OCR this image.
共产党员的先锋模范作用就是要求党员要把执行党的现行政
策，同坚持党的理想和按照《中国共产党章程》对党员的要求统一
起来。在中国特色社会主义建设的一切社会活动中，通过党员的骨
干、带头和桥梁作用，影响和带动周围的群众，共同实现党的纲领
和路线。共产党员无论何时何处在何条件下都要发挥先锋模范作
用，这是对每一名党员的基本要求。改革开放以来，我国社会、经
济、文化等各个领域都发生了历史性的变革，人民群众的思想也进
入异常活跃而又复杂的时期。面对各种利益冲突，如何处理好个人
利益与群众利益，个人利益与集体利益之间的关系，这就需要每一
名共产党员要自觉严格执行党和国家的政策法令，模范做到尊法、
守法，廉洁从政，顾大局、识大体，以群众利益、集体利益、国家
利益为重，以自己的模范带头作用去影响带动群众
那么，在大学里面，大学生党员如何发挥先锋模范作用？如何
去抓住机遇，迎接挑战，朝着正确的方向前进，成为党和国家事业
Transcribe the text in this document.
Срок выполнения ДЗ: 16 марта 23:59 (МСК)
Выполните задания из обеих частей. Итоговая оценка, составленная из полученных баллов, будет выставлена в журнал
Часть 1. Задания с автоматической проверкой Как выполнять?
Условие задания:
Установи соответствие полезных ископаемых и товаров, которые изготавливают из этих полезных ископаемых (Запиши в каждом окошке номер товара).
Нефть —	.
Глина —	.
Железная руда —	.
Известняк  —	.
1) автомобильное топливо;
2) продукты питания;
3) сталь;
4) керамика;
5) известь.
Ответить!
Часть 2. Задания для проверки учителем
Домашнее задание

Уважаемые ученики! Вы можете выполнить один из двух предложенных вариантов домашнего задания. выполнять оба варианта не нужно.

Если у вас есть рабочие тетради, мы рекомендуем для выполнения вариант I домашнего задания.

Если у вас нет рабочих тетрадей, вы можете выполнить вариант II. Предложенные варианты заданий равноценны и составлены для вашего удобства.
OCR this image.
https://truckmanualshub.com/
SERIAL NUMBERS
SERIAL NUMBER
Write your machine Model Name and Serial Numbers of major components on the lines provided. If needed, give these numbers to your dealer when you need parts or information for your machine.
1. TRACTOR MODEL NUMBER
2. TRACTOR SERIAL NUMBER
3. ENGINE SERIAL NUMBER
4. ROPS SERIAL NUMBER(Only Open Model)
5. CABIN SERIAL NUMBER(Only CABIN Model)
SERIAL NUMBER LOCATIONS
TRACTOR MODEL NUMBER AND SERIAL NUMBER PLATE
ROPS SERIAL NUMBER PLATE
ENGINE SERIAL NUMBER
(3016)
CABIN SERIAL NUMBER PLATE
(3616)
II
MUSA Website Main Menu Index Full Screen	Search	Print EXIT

__________________________________________________

Work required:
Look through the entries above and list every line containing "ENGINE".

Response to the exercise:
3. ENGINE SERIAL NUMBER
ENGINE SERIAL NUMBER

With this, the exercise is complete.